## EXERCISE INSTRUCTIONS:
Print the line that contains "Type out the text in this image." and every line after it through the last line of the records below, exactly as written and nothing else.

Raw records
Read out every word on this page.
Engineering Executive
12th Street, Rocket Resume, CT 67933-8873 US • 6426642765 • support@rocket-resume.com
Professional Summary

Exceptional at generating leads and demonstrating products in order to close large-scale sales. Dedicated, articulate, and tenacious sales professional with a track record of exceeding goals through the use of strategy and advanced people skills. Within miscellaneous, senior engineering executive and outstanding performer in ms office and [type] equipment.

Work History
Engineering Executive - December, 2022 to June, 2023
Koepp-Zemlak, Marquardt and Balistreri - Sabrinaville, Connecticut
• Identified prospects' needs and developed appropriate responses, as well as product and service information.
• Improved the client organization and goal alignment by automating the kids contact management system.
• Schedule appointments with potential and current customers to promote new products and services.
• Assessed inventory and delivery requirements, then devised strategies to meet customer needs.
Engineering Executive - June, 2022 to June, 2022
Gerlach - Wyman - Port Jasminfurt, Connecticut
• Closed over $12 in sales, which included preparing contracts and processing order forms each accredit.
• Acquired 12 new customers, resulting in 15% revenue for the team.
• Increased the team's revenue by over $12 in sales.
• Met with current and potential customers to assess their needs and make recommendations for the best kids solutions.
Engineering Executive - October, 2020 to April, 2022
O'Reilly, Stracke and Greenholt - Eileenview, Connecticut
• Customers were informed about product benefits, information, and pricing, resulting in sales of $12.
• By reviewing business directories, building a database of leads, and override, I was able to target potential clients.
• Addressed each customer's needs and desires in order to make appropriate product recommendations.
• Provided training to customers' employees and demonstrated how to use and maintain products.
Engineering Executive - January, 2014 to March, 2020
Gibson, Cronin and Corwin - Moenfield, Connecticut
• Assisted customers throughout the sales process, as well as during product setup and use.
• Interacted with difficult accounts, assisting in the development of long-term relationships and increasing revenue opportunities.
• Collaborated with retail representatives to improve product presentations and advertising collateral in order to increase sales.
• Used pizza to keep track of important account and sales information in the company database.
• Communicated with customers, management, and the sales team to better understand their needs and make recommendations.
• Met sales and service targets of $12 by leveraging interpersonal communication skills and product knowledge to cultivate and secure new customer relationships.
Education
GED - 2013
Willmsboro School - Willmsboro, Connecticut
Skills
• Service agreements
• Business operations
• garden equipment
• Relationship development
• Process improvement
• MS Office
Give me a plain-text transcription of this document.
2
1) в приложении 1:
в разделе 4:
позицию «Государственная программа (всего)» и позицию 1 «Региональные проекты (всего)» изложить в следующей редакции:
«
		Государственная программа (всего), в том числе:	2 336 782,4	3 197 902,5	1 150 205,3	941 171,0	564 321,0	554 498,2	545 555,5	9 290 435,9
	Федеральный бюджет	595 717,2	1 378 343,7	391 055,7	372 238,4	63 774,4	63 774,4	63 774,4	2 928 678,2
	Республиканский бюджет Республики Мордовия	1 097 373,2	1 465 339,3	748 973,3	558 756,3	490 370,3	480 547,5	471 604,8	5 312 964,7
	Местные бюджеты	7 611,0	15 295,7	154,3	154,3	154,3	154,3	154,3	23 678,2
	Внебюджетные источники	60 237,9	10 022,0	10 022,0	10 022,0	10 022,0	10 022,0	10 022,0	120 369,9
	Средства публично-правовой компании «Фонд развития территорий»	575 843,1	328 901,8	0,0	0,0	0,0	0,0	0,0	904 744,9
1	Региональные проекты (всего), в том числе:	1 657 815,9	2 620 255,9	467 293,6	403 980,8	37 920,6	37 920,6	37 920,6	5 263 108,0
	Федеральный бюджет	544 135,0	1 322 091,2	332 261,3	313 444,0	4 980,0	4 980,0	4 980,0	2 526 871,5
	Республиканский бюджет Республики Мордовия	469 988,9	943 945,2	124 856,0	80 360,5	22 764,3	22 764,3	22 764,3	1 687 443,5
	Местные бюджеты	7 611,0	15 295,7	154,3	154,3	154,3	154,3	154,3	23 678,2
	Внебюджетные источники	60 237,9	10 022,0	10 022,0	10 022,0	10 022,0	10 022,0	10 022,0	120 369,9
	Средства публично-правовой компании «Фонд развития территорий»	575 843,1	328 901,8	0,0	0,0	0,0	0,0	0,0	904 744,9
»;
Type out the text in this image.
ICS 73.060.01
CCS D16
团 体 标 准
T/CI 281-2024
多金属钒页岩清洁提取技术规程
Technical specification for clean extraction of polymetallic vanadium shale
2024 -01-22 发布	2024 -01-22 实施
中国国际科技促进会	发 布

## SOLUTION FOR THIS TASK:
Type out the text in this image.
ICS 73.060.01
CCS D16
团 体 标 准
T/CI 281-2024
多金属钒页岩清洁提取技术规程
Technical specification for clean extraction of polymetallic vanadium shale
2024 -01-22 发布	2024 -01-22 实施
中国国际科技促进会	发 布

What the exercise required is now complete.